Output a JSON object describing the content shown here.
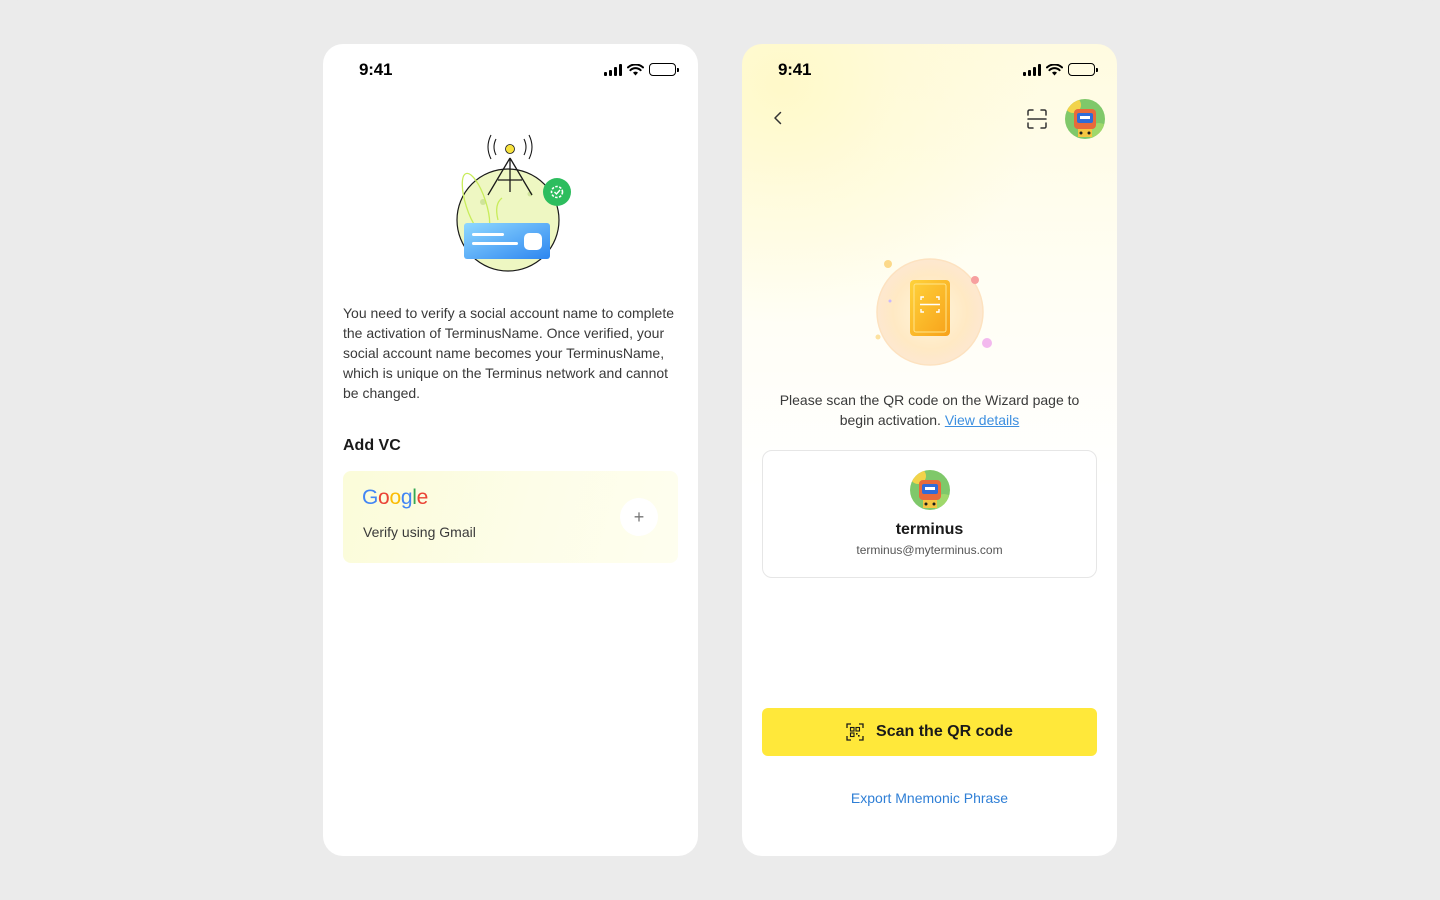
{
  "left_screen": {
    "status": {
      "time": "9:41"
    },
    "intro_text": "You need to verify a social account name to complete the activation of TerminusName. Once verified, your social account name becomes your TerminusName, which is unique on the Terminus network and cannot be changed.",
    "section_title": "Add VC",
    "vc_card": {
      "provider_logo": [
        "G",
        "o",
        "o",
        "g",
        "l",
        "e"
      ],
      "provider_colors": [
        "#4285F4",
        "#EA4335",
        "#FBBC05",
        "#4285F4",
        "#34A853",
        "#EA4335"
      ],
      "label": "Verify using Gmail",
      "add_icon": "plus-icon",
      "add_symbol": "+"
    }
  },
  "right_screen": {
    "status": {
      "time": "9:41"
    },
    "scan_hint": "Please scan the QR code on the Wizard page to begin activation.",
    "view_details": "View details",
    "user": {
      "name": "terminus",
      "email": "terminus@myterminus.com"
    },
    "scan_button_label": "Scan the QR code",
    "export_label": "Export Mnemonic Phrase"
  },
  "colors": {
    "accent_yellow": "#ffe83a",
    "link_blue": "#2f7fd6",
    "verified_green": "#2dbd5e"
  }
}
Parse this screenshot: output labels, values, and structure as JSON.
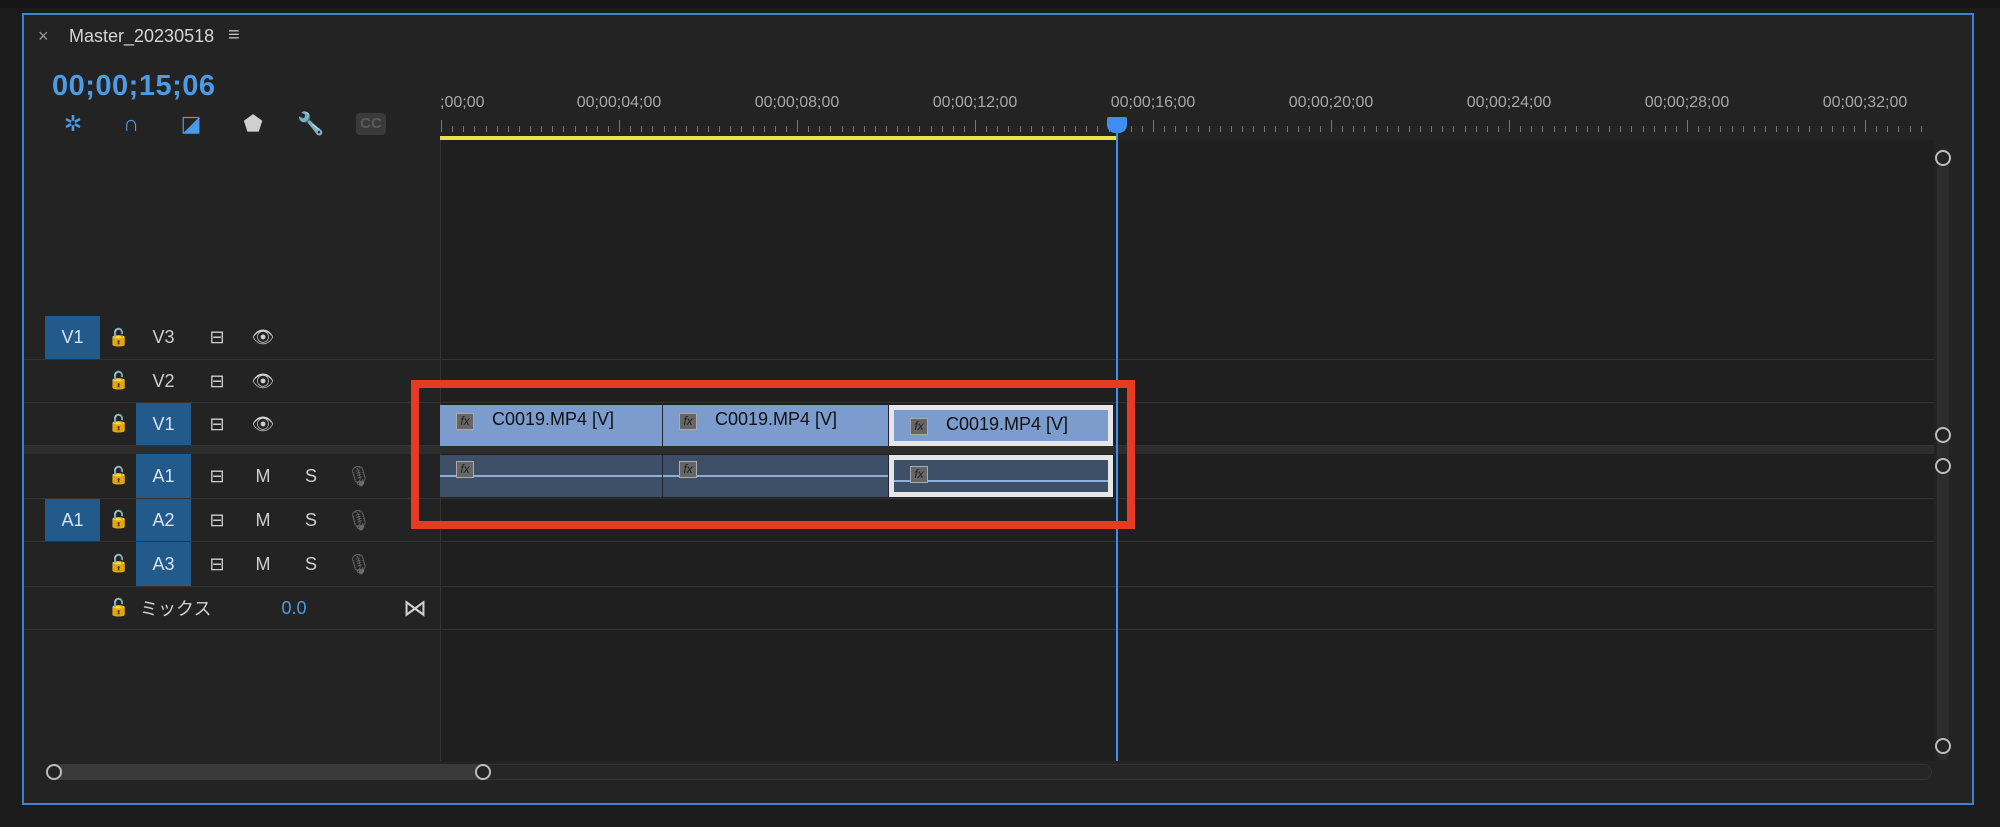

*WHAT YOU WILL DO*. Pictures stay out; repeat all the rest of the records exactly.

*TASK RESULT*.
Output a JSON object describing the content shown here.
{
  "left_screen": {
    "status": {
      "time": "9:41"
    },
    "intro_text": "You need to verify a social account name to complete the activation of TerminusName. Once verified, your social account name becomes your TerminusName, which is unique on the Terminus network and cannot be changed.",
    "section_title": "Add VC",
    "vc_card": {
      "provider_logo": [
        "G",
        "o",
        "o",
        "g",
        "l",
        "e"
      ],
      "provider_colors": [
        "#4285F4",
        "#EA4335",
        "#FBBC05",
        "#4285F4",
        "#34A853",
        "#EA4335"
      ],
      "label": "Verify using Gmail",
      "add_icon": "plus-icon",
      "add_symbol": "+"
    }
  },
  "right_screen": {
    "status": {
      "time": "9:41"
    },
    "scan_hint": "Please scan the QR code on the Wizard page to begin activation.",
    "view_details": "View details",
    "user": {
      "name": "terminus",
      "email": "terminus@myterminus.com"
    },
    "scan_button_label": "Scan the QR code",
    "export_label": "Export Mnemonic Phrase"
  },
  "colors": {
    "accent_yellow": "#ffe83a",
    "link_blue": "#2f7fd6",
    "verified_green": "#2dbd5e"
  }
}
Parse this screenshot: output labels, values, and structure as JSON.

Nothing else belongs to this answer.